> _AUFGABENSTELLUNG_
Kannst du die Zeilen sämtlicher Datensätze in eine JSON-Liste von Zeichenketten umformen, mit genau einer Zeichenkette je Zeile und ohne Leerzeilen?

> _BEREITGESTELLTE DATENSÄTZE_
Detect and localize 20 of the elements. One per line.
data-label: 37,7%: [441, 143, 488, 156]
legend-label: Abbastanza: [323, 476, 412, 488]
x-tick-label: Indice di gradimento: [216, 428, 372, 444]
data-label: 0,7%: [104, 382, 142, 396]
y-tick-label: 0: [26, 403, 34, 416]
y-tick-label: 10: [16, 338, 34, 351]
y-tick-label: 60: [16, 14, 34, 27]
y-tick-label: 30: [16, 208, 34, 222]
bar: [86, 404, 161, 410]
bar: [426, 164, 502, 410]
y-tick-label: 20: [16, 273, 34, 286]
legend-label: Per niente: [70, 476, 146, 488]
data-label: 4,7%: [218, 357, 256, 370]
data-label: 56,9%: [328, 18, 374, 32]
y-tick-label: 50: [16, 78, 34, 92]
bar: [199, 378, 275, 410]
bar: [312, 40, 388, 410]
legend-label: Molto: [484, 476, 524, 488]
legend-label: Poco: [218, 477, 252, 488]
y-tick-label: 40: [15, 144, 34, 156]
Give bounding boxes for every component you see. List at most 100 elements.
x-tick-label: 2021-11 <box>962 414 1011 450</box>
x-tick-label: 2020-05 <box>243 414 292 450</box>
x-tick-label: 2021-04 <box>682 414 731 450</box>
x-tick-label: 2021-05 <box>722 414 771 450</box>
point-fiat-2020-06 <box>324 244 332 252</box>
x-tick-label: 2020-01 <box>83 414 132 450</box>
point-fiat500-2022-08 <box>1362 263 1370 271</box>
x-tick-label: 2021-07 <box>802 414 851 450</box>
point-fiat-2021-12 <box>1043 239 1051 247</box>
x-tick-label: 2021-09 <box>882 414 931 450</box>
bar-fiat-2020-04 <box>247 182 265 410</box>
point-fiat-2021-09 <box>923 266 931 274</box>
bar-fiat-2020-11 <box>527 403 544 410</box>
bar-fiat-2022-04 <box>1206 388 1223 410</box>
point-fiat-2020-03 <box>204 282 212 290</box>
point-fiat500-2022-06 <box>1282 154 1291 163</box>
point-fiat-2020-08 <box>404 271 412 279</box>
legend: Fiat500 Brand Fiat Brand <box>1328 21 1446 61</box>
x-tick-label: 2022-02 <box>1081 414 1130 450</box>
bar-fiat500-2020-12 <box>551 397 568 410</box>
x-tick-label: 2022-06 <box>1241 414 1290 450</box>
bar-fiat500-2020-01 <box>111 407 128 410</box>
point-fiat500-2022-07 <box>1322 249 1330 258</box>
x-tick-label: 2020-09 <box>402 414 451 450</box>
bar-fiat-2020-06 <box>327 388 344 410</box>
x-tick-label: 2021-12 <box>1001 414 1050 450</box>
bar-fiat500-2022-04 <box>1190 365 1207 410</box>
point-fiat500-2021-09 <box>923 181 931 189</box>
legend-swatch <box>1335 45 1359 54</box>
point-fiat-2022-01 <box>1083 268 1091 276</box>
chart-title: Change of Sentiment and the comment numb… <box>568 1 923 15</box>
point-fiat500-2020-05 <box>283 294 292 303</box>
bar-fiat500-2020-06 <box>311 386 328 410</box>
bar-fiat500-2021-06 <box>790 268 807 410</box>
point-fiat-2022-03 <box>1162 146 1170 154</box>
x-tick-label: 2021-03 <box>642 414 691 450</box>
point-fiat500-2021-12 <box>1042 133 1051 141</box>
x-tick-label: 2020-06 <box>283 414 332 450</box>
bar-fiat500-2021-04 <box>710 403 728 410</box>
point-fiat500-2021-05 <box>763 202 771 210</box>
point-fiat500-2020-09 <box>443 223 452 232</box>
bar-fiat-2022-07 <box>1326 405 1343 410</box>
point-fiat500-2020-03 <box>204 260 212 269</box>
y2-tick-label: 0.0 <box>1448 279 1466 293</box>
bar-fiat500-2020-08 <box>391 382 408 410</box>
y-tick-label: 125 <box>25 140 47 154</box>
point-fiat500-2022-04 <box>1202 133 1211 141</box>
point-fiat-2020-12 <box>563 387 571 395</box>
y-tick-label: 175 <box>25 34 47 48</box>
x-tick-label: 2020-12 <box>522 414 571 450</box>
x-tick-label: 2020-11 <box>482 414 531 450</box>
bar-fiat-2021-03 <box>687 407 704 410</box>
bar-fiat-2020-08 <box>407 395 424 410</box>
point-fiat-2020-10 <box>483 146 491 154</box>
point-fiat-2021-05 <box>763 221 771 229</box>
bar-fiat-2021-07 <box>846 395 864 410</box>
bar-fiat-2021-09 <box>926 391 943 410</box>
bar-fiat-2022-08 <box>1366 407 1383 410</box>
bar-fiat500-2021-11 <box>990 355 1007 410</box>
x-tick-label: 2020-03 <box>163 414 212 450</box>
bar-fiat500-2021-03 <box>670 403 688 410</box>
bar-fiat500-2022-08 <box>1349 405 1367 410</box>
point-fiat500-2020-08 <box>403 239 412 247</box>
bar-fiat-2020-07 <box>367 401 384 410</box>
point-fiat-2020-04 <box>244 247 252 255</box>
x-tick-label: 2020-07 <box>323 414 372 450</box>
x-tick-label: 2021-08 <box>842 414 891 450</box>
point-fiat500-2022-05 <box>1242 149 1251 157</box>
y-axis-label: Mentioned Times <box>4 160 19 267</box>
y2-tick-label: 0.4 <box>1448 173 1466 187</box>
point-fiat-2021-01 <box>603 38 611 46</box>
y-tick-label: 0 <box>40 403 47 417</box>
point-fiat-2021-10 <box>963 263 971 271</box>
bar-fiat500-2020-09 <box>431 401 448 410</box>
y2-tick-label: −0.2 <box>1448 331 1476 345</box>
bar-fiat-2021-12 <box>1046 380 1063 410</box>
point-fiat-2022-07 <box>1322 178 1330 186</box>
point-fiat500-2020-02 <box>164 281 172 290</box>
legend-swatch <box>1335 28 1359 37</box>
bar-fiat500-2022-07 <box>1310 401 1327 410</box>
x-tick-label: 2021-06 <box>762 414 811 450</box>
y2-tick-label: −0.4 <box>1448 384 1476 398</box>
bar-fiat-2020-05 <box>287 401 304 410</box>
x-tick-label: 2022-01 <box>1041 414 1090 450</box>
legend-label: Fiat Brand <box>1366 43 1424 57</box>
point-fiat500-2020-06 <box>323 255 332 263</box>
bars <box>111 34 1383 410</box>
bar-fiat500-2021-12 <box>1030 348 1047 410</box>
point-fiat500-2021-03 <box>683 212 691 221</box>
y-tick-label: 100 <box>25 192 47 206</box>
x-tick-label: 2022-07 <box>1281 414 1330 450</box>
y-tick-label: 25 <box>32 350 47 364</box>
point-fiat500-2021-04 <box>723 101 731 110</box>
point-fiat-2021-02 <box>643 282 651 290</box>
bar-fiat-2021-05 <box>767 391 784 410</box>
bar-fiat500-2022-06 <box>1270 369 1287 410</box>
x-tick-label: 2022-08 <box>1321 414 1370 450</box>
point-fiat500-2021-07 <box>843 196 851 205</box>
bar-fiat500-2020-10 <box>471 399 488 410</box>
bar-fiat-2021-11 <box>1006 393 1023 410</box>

> _ANTWORT_
[
  "Detect and localize 20 of the elements. One per line.",
  "data-label: 37,7%: [441, 143, 488, 156]",
  "legend-label: Abbastanza: [323, 476, 412, 488]",
  "x-tick-label: Indice di gradimento: [216, 428, 372, 444]",
  "data-label: 0,7%: [104, 382, 142, 396]",
  "y-tick-label: 0: [26, 403, 34, 416]",
  "y-tick-label: 10: [16, 338, 34, 351]",
  "y-tick-label: 60: [16, 14, 34, 27]",
  "y-tick-label: 30: [16, 208, 34, 222]",
  "bar: [86, 404, 161, 410]",
  "bar: [426, 164, 502, 410]",
  "y-tick-label: 20: [16, 273, 34, 286]",
  "legend-label: Per niente: [70, 476, 146, 488]",
  "data-label: 4,7%: [218, 357, 256, 370]",
  "data-label: 56,9%: [328, 18, 374, 32]",
  "y-tick-label: 50: [16, 78, 34, 92]",
  "bar: [199, 378, 275, 410]",
  "bar: [312, 40, 388, 410]",
  "legend-label: Molto: [484, 476, 524, 488]",
  "legend-label: Poco: [218, 477, 252, 488]",
  "y-tick-label: 40: [15, 144, 34, 156]",
  "Give bounding boxes for every component you see. List at most 100 elements.",
  "x-tick-label: 2021-11 <box>962 414 1011 450</box>",
  "x-tick-label: 2020-05 <box>243 414 292 450</box>",
  "x-tick-label: 2021-04 <box>682 414 731 450</box>",
  "x-tick-label: 2021-05 <box>722 414 771 450</box>",
  "point-fiat-2020-06 <box>324 244 332 252</box>",
  "x-tick-label: 2020-01 <box>83 414 132 450</box>",
  "point-fiat500-2022-08 <box>1362 263 1370 271</box>",
  "x-tick-label: 2021-07 <box>802 414 851 450</box>",
  "point-fiat-2021-12 <box>1043 239 1051 247</box>",
  "x-tick-label: 2021-09 <box>882 414 931 450</box>",
  "bar-fiat-2020-04 <box>247 182 265 410</box>",
  "point-fiat-2021-09 <box>923 266 931 274</box>",
  "bar-fiat-2020-11 <box>527 403 544 410</box>",
  "bar-fiat-2022-04 <box>1206 388 1223 410</box>",
  "point-fiat-2020-03 <box>204 282 212 290</box>",
  "point-fiat500-2022-06 <box>1282 154 1291 163</box>",
  "point-fiat-2020-08 <box>404 271 412 279</box>",
  "legend: Fiat500 Brand Fiat Brand <box>1328 21 1446 61</box>",
  "x-tick-label: 2022-02 <box>1081 414 1130 450</box>",
  "bar-fiat500-2020-12 <box>551 397 568 410</box>",
  "x-tick-label: 2022-06 <box>1241 414 1290 450</box>",
  "bar-fiat500-2020-01 <box>111 407 128 410</box>",
  "point-fiat500-2022-07 <box>1322 249 1330 258</box>",
  "x-tick-label: 2020-09 <box>402 414 451 450</box>",
  "bar-fiat-2020-06 <box>327 388 344 410</box>",
  "x-tick-label: 2021-12 <box>1001 414 1050 450</box>",
  "bar-fiat500-2022-04 <box>1190 365 1207 410</box>",
  "point-fiat500-2021-09 <box>923 181 931 189</box>",
  "legend-swatch <box>1335 45 1359 54</box>",
  "point-fiat-2022-01 <box>1083 268 1091 276</box>",
  "chart-title: Change of Sentiment and the comment numb… <box>568 1 923 15</box>",
  "point-fiat500-2020-05 <box>283 294 292 303</box>",
  "bar-fiat500-2020-06 <box>311 386 328 410</box>",
  "bar-fiat500-2021-06 <box>790 268 807 410</box>",
  "point-fiat-2022-03 <box>1162 146 1170 154</box>",
  "x-tick-label: 2021-03 <box>642 414 691 450</box>",
  "point-fiat500-2021-12 <box>1042 133 1051 141</box>",
  "x-tick-label: 2020-06 <box>283 414 332 450</box>",
  "bar-fiat500-2021-04 <box>710 403 728 410</box>",
  "point-fiat500-2021-05 <box>763 202 771 210</box>",
  "point-fiat500-2020-09 <box>443 223 452 232</box>",
  "bar-fiat-2022-07 <box>1326 405 1343 410</box>",
  "point-fiat500-2020-03 <box>204 260 212 269</box>",
  "y2-tick-label: 0.0 <box>1448 279 1466 293</box>",
  "bar-fiat500-2020-08 <box>391 382 408 410</box>",
  "y-tick-label: 125 <box>25 140 47 154</box>",
  "point-fiat500-2022-04 <box>1202 133 1211 141</box>",
  "point-fiat-2020-12 <box>563 387 571 395</box>",
  "y-tick-label: 175 <box>25 34 47 48</box>",
  "x-tick-label: 2020-12 <box>522 414 571 450</box>",
  "x-tick-label: 2020-11 <box>482 414 531 450</box>",
  "bar-fiat-2021-03 <box>687 407 704 410</box>",
  "bar-fiat-2020-08 <box>407 395 424 410</box>",
  "point-fiat-2020-10 <box>483 146 491 154</box>",
  "point-fiat-2021-05 <box>763 221 771 229</box>",
  "bar-fiat-2021-07 <box>846 395 864 410</box>",
  "bar-fiat-2021-09 <box>926 391 943 410</box>",
  "bar-fiat-2022-08 <box>1366 407 1383 410</box>",
  "bar-fiat500-2021-11 <box>990 355 1007 410</box>",
  "x-tick-label: 2020-03 <box>163 414 212 450</box>",
  "bar-fiat500-2021-03 <box>670 403 688 410</box>",
  "bar-fiat500-2022-08 <box>1349 405 1367 410</box>",
  "point-fiat500-2020-08 <box>403 239 412 247</box>",
  "bar-fiat-2020-07 <box>367 401 384 410</box>",
  "point-fiat-2020-04 <box>244 247 252 255</box>",
  "x-tick-label: 2020-07 <box>323 414 372 450</box>",
  "x-tick-label: 2021-08 <box>842 414 891 450</box>",
  "point-fiat500-2022-05 <box>1242 149 1251 157</box>",
  "y-axis-label: Mentioned Times <box>4 160 19 267</box>",
  "y2-tick-label: 0.4 <box>1448 173 1466 187</box>",
  "point-fiat-2021-01 <box>603 38 611 46</box>",
  "y-tick-label: 0 <box>40 403 47 417</box>",
  "point-fiat-2021-10 <box>963 263 971 271</box>",
  "bar-fiat500-2020-09 <box>431 401 448 410</box>",
  "y2-tick-label: −0.2 <box>1448 331 1476 345</box>",
  "bar-fiat-2021-12 <box>1046 380 1063 410</box>",
  "point-fiat-2022-07 <box>1322 178 1330 186</box>",
  "point-fiat500-2020-02 <box>164 281 172 290</box>",
  "legend-swatch <box>1335 28 1359 37</box>",
  "bar-fiat500-2022-07 <box>1310 401 1327 410</box>",
  "x-tick-label: 2021-06 <box>762 414 811 450</box>",
  "y2-tick-label: −0.4 <box>1448 384 1476 398</box>",
  "bar-fiat-2020-05 <box>287 401 304 410</box>",
  "x-tick-label: 2022-01 <box>1041 414 1090 450</box>",
  "legend-label: Fiat Brand <box>1366 43 1424 57</box>",
  "point-fiat500-2020-06 <box>323 255 332 263</box>",
  "bars <box>111 34 1383 410</box>",
  "bar-fiat500-2021-12 <box>1030 348 1047 410</box>",
  "point-fiat500-2021-03 <box>683 212 691 221</box>",
  "y-tick-label: 100 <box>25 192 47 206</box>",
  "x-tick-label: 2022-07 <box>1281 414 1330 450</box>",
  "y-tick-label: 25 <box>32 350 47 364</box>",
  "point-fiat500-2021-04 <box>723 101 731 110</box>",
  "point-fiat-2021-02 <box>643 282 651 290</box>",
  "bar-fiat-2021-05 <box>767 391 784 410</box>",
  "bar-fiat500-2022-06 <box>1270 369 1287 410</box>",
  "x-tick-label: 2022-08 <box>1321 414 1370 450</box>",
  "point-fiat500-2021-07 <box>843 196 851 205</box>",
  "bar-fiat500-2020-10 <box>471 399 488 410</box>",
  "bar-fiat-2021-11 <box>1006 393 1023 410</box>"
]